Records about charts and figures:
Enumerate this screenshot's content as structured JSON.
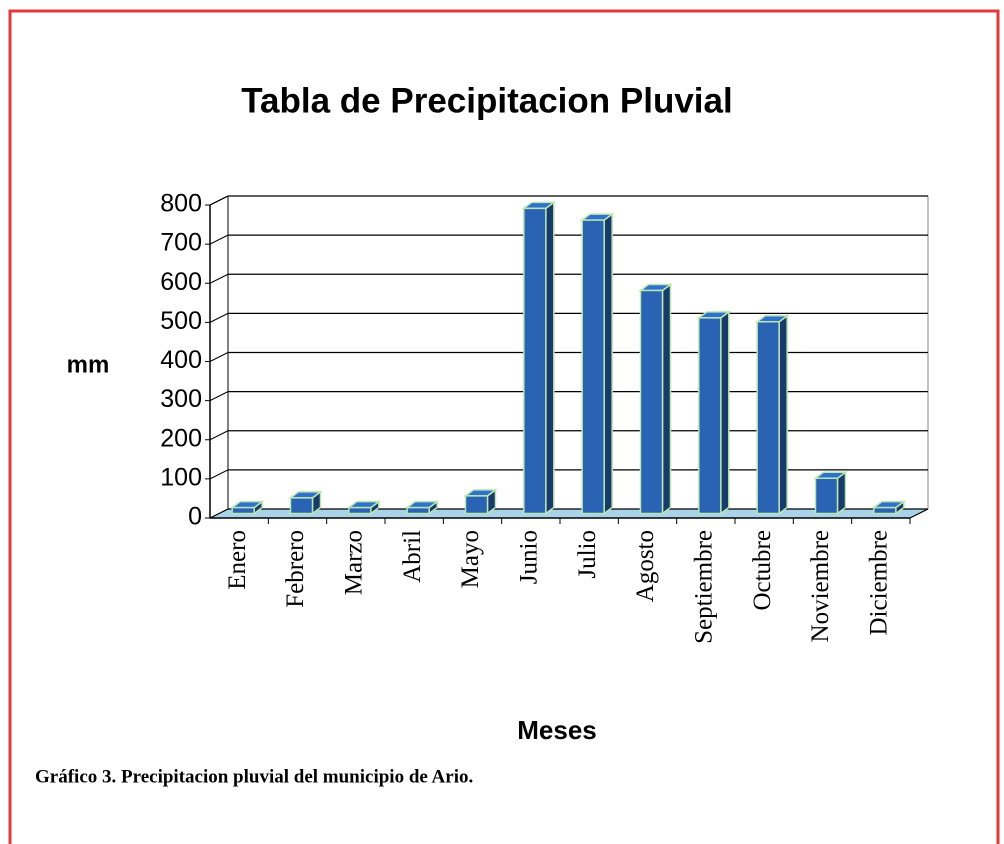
{
  "chart_data": {
    "type": "bar3d",
    "title": "Tabla de Precipitacion Pluvial",
    "x_label": "Meses",
    "y_label": "mm",
    "caption": "Gráfico 3. Precipitacion pluvial del municipio de Ario.",
    "categories": [
      "Enero",
      "Febrero",
      "Marzo",
      "Abril",
      "Mayo",
      "Junio",
      "Julio",
      "Agosto",
      "Septiembre",
      "Octubre",
      "Noviembre",
      "Diciembre"
    ],
    "values": [
      15,
      40,
      15,
      15,
      45,
      780,
      750,
      570,
      500,
      490,
      90,
      15
    ],
    "color": "#2a62b4",
    "ylim": [
      0,
      800
    ],
    "yticks": [
      0,
      100,
      200,
      300,
      400,
      500,
      600,
      700,
      800
    ],
    "grid": true
  }
}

### WHAT YOU HAVE TO DO
Copy each line above containing the string "Precipitacion".

### ANSWER BELOW
    "title": "Tabla de Precipitacion Pluvial",
    "caption": "Gráfico 3. Precipitacion pluvial del municipio de Ario.",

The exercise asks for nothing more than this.